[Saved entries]

----

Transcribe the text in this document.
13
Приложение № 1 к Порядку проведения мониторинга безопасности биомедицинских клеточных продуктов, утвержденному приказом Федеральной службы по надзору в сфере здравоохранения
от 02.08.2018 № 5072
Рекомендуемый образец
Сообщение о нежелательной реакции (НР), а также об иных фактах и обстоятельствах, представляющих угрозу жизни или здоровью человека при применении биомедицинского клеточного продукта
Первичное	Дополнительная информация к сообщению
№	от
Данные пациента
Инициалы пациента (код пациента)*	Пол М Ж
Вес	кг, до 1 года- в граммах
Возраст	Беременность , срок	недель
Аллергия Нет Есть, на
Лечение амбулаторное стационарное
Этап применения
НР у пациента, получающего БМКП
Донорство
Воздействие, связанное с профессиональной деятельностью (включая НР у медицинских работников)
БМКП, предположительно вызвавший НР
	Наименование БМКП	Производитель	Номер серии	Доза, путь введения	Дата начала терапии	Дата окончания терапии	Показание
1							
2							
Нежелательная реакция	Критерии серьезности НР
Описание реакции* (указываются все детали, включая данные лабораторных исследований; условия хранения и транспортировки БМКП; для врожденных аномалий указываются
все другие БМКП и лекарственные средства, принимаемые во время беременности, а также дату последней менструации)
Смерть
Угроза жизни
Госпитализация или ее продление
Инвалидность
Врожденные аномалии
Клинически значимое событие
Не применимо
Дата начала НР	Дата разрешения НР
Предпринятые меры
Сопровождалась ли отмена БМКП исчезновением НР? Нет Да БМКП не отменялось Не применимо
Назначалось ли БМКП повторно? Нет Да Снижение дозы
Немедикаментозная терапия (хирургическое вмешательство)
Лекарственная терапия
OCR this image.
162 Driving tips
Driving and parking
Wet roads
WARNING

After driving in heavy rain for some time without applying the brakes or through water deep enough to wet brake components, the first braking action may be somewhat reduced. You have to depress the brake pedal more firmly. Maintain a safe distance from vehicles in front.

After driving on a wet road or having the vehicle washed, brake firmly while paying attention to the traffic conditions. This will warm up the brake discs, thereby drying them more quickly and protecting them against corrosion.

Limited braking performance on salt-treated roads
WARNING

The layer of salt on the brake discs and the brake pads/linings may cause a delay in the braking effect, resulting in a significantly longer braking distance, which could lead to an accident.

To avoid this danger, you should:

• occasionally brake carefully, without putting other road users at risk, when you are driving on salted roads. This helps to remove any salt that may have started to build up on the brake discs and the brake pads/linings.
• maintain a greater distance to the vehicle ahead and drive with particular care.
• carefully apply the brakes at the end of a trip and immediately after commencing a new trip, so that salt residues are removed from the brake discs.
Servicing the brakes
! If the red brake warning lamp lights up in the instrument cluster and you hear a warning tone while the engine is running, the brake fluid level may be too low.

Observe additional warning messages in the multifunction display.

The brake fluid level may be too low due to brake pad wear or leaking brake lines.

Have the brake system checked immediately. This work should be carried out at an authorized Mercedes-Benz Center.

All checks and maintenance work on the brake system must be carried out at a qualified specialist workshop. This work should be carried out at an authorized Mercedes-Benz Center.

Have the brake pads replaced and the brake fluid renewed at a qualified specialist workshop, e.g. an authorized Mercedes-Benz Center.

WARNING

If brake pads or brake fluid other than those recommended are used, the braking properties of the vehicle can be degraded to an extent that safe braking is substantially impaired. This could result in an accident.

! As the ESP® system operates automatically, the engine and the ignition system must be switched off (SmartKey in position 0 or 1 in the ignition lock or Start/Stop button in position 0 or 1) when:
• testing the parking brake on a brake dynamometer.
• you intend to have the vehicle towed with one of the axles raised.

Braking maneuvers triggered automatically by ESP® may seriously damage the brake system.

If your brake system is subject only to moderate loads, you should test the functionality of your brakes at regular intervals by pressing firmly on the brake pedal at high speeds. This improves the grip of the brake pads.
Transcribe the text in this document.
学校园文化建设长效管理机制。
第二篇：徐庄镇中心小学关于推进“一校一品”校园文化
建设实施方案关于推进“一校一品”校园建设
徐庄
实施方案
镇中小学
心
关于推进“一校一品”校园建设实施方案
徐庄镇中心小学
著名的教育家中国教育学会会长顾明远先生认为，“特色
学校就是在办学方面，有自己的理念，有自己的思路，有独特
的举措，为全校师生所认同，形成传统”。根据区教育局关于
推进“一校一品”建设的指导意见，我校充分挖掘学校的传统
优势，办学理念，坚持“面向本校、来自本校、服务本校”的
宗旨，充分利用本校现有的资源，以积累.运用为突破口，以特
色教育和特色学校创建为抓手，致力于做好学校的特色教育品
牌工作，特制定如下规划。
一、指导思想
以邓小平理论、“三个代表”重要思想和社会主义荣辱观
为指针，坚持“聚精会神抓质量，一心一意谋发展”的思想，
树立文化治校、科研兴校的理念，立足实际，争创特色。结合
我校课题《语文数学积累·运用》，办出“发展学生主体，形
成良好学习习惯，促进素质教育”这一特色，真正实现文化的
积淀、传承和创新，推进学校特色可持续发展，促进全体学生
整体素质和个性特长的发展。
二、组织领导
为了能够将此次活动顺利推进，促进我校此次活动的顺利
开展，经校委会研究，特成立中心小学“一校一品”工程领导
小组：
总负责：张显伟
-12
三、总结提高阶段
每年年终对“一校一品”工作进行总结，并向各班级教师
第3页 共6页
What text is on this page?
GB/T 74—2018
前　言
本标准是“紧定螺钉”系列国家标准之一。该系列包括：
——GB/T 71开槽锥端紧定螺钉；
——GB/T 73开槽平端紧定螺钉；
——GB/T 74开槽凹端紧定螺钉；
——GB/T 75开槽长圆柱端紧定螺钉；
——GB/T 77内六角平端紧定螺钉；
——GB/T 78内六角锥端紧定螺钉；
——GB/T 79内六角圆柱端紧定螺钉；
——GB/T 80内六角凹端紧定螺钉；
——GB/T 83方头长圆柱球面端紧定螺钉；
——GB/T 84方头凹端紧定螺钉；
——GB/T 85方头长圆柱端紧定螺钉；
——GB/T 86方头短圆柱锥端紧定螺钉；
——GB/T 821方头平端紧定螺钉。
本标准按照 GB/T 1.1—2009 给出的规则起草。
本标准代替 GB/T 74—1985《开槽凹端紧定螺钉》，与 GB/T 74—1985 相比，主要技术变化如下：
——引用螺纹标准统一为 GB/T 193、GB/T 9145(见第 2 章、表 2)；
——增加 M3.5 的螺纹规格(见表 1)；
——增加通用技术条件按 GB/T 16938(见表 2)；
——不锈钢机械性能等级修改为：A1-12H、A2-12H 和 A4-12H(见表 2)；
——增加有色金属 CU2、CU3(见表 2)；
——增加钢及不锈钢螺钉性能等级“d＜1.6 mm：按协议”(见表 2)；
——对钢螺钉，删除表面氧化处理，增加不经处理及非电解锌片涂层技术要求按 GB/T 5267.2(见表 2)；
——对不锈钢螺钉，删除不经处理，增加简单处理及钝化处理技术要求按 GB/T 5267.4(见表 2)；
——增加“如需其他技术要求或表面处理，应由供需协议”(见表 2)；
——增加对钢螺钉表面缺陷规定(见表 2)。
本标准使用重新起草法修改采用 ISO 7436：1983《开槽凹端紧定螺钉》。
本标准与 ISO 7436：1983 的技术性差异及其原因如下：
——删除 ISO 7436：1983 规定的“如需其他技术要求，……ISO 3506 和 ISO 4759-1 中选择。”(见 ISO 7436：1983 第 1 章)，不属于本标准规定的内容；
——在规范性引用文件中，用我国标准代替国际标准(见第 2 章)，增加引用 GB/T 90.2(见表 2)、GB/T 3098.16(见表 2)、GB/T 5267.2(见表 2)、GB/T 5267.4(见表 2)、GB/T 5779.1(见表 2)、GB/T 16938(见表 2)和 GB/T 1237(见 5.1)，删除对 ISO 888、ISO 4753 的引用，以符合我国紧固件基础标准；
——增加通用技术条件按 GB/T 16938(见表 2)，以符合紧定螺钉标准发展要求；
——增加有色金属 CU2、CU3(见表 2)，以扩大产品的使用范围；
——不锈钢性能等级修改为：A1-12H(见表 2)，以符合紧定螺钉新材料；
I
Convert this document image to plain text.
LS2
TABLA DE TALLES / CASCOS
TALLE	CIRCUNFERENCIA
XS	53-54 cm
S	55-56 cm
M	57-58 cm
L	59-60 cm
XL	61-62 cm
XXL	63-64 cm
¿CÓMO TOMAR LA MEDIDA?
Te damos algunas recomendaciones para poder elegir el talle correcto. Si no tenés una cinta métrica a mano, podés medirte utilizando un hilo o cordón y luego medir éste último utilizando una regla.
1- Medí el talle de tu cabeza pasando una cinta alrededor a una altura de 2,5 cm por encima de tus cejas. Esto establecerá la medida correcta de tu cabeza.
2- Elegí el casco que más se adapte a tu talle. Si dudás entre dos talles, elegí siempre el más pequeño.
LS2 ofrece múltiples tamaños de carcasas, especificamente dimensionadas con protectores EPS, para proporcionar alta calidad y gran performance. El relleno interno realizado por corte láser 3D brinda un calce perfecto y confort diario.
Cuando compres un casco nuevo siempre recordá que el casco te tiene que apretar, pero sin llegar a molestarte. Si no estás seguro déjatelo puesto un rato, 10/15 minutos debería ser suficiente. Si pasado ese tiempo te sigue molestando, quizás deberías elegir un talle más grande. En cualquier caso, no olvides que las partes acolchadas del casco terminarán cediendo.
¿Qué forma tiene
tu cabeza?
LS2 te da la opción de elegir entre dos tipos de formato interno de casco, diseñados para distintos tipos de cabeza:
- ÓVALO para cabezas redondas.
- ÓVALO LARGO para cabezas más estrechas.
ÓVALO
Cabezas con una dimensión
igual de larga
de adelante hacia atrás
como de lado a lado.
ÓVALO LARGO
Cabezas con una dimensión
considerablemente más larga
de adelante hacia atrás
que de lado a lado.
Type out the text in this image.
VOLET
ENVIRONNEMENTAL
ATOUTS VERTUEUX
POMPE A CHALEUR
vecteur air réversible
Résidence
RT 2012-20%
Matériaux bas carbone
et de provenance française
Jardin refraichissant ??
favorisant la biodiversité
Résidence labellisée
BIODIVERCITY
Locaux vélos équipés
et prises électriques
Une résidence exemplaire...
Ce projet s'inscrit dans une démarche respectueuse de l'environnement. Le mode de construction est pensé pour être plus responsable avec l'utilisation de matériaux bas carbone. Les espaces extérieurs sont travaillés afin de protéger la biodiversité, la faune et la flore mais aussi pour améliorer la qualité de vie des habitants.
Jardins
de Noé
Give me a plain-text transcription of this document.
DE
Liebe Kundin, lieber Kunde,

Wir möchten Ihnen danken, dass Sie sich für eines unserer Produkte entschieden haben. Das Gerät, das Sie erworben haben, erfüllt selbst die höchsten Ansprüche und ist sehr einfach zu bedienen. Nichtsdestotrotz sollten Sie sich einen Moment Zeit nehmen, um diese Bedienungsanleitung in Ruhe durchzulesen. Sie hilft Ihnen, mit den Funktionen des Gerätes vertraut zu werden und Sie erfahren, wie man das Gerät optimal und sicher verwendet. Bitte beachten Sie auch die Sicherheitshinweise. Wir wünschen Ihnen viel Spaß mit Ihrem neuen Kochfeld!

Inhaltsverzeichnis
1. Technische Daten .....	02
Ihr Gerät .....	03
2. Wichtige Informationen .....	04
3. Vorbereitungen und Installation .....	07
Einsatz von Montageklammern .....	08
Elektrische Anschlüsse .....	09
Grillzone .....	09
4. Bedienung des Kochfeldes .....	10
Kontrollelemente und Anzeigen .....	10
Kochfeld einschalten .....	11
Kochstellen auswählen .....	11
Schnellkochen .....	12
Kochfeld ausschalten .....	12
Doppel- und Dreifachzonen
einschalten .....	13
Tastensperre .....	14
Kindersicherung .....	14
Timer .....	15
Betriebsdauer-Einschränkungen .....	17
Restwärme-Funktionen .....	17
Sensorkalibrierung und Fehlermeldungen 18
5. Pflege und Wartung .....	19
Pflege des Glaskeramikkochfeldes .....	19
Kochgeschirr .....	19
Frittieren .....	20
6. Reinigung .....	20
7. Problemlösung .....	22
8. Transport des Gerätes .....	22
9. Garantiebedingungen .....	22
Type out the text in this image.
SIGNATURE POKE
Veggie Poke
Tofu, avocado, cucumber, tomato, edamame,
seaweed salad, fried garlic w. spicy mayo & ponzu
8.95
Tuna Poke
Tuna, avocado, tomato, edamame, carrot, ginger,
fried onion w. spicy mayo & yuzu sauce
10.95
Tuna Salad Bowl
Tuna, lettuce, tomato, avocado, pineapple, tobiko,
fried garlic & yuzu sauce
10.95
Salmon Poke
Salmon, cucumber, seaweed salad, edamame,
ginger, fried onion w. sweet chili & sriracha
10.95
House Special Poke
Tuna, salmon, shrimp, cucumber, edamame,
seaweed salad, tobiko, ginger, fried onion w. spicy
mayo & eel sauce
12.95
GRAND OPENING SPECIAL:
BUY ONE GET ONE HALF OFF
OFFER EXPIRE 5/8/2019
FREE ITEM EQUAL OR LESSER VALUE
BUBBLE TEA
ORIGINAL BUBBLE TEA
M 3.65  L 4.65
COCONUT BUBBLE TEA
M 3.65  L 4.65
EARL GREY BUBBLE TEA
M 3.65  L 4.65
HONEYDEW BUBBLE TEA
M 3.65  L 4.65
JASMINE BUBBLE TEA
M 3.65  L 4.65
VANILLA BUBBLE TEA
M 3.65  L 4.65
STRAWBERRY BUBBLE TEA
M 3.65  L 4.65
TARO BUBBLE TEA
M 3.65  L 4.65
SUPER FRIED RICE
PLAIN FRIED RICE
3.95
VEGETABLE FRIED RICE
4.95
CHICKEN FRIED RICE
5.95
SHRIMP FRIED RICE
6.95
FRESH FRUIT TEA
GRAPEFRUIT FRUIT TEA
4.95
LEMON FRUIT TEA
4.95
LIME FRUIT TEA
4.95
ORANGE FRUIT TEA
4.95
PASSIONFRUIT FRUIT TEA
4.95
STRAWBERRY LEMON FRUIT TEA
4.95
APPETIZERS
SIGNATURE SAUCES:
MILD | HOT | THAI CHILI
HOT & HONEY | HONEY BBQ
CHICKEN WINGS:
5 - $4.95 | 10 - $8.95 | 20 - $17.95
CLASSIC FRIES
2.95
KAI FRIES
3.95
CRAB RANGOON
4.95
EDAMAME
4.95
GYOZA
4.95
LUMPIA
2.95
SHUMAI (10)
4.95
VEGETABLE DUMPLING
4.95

----

TASK REQUIREMENTS
Find the string "增加通用技术条件按" in the entries above and return each line that holds it.

FINAL RESULT
——增加通用技术条件按 GB/T 16938(见表 2)；
——增加通用技术条件按 GB/T 16938(见表 2)，以符合紧定螺钉标准发展要求；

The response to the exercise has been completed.